=== TO BE DONE ===
Reproduce all of the records exactly.

Collected data
▶

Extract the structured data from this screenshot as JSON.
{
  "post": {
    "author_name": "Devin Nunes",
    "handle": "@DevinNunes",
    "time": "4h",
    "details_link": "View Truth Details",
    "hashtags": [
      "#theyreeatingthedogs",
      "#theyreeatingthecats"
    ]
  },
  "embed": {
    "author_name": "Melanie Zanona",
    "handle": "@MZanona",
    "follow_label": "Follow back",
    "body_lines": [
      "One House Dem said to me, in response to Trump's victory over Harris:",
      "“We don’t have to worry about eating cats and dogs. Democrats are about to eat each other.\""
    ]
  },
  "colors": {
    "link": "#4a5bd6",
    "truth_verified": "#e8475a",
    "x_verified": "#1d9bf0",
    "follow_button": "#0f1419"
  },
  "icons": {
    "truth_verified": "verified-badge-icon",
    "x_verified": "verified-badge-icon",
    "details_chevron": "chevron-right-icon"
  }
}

◀

=== COMPLETE ANSWER ===
Extract the structured data from this screenshot as JSON.
{
  "post": {
    "author_name": "Devin Nunes",
    "handle": "@DevinNunes",
    "time": "4h",
    "details_link": "View Truth Details",
    "hashtags": [
      "#theyreeatingthedogs",
      "#theyreeatingthecats"
    ]
  },
  "embed": {
    "author_name": "Melanie Zanona",
    "handle": "@MZanona",
    "follow_label": "Follow back",
    "body_lines": [
      "One House Dem said to me, in response to Trump's victory over Harris:",
      "“We don’t have to worry about eating cats and dogs. Democrats are about to eat each other.\""
    ]
  },
  "colors": {
    "link": "#4a5bd6",
    "truth_verified": "#e8475a",
    "x_verified": "#1d9bf0",
    "follow_button": "#0f1419"
  },
  "icons": {
    "truth_verified": "verified-badge-icon",
    "x_verified": "verified-badge-icon",
    "details_chevron": "chevron-right-icon"
  }
}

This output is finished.